== Provided entries ==

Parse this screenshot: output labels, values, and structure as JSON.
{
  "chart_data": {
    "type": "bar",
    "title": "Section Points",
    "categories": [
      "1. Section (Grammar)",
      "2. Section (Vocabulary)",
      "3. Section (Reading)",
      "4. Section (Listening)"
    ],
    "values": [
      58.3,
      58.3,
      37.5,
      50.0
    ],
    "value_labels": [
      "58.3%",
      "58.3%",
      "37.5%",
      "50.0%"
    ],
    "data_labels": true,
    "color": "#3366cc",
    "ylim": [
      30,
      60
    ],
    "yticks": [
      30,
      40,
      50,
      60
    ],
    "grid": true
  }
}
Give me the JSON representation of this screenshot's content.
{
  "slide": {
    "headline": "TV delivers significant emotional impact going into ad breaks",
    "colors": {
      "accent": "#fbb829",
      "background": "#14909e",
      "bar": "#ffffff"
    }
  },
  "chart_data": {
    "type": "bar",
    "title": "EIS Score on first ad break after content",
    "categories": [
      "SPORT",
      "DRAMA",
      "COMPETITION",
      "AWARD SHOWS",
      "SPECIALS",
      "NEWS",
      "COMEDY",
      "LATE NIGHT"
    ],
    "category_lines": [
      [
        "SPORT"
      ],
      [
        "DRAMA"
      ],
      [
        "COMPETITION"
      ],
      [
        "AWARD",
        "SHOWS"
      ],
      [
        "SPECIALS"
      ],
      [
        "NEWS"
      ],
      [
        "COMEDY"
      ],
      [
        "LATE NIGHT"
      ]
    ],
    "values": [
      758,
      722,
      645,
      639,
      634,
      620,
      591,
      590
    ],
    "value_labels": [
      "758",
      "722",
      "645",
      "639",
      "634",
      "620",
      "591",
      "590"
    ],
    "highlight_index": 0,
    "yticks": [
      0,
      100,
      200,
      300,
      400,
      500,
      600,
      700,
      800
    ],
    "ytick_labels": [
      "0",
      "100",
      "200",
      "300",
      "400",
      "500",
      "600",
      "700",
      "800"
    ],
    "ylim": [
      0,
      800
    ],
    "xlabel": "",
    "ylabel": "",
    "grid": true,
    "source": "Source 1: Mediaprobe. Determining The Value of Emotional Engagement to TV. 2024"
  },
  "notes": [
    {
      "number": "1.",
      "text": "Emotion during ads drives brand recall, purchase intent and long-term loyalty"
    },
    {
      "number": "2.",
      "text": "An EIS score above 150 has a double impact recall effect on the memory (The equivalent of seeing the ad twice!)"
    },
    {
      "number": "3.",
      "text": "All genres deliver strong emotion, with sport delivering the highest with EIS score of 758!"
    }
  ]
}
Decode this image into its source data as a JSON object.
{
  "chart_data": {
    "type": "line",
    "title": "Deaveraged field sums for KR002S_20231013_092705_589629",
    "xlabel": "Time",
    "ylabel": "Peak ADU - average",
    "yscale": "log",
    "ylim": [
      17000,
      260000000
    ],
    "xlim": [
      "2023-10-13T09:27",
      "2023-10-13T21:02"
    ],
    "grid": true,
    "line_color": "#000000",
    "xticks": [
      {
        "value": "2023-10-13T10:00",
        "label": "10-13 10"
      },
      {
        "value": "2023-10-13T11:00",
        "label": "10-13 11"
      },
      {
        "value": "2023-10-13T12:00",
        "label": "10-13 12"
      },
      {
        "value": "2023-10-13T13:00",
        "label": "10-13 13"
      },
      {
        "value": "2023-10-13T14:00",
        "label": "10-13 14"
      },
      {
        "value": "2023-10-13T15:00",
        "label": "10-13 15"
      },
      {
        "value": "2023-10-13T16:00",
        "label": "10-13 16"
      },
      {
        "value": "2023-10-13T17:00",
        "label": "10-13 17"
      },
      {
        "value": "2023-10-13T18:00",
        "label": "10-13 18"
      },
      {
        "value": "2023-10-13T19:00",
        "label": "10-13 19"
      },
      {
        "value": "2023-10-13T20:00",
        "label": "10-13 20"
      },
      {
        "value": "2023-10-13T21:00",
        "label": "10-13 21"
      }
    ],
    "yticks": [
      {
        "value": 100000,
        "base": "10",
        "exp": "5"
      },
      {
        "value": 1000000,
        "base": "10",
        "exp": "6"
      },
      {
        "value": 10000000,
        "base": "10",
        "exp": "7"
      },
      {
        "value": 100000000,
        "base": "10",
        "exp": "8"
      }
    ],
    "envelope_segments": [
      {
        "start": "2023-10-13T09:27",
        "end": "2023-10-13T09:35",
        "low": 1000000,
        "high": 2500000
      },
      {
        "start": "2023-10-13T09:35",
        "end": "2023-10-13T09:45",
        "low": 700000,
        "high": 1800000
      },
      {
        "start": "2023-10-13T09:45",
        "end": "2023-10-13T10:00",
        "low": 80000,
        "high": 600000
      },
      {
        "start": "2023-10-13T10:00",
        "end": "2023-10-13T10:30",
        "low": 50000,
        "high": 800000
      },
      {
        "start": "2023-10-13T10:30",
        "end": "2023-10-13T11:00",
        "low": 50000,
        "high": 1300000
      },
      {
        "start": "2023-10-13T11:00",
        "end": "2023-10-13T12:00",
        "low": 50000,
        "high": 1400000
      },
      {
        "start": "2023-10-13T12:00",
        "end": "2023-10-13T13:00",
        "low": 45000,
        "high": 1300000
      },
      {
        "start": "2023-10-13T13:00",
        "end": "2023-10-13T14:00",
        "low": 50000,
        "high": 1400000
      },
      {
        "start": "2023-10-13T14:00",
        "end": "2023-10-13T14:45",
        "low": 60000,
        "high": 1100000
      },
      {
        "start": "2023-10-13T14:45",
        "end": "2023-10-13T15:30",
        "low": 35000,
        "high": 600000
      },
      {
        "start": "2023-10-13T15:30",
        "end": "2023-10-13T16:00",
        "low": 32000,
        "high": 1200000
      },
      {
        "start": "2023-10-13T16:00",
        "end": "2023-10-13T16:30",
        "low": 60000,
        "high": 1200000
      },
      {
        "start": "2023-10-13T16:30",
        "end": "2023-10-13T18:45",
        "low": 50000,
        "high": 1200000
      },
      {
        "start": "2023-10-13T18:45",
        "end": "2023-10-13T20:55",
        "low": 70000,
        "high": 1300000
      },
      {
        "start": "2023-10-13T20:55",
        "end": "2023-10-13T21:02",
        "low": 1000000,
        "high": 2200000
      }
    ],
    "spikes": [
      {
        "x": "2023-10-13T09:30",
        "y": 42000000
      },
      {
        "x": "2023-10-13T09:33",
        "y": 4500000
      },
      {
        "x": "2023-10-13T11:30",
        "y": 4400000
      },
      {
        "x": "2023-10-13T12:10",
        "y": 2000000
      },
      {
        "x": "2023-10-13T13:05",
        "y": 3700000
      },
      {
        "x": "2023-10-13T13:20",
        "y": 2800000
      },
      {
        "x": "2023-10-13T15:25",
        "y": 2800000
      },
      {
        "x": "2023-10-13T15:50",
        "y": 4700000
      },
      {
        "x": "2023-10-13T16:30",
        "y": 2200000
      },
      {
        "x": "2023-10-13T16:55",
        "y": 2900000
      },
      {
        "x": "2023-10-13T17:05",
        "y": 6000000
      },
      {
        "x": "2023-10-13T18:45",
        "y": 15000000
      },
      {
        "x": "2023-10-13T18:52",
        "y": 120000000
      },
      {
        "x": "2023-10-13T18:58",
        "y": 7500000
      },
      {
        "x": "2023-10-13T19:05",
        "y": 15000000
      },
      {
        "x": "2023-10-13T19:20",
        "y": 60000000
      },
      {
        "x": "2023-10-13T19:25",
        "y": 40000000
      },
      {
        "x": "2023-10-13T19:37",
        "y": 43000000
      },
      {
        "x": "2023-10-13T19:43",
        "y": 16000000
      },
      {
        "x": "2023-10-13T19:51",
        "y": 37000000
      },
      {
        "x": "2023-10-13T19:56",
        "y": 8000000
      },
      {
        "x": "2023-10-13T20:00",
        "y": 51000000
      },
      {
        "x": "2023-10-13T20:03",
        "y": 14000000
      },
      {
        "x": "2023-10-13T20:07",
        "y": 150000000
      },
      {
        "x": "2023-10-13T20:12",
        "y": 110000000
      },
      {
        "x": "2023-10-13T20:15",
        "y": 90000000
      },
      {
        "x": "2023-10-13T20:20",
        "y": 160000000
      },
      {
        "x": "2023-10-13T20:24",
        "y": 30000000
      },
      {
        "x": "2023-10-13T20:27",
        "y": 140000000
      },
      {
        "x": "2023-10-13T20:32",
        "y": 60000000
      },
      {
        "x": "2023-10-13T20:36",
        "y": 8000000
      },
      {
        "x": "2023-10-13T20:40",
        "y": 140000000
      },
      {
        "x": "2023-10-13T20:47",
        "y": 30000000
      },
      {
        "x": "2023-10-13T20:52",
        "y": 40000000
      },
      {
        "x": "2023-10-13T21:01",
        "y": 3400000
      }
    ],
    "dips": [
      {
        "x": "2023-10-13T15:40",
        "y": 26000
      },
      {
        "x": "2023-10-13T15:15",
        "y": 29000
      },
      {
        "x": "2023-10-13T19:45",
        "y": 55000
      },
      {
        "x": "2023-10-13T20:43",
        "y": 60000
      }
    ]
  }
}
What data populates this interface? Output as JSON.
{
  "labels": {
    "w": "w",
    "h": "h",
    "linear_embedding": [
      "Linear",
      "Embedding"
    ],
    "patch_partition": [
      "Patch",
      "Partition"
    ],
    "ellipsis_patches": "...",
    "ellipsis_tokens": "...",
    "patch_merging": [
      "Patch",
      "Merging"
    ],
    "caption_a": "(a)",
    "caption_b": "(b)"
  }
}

===

Exercise: Where does the word "this" appear? Return each line that holds it.

Completed exercise:
Parse this screenshot: output labels, values, and structure as JSON.
Give me the JSON representation of this screenshot's content.
Decode this image into its source data as a JSON object.
What data populates this interface? Output as JSON.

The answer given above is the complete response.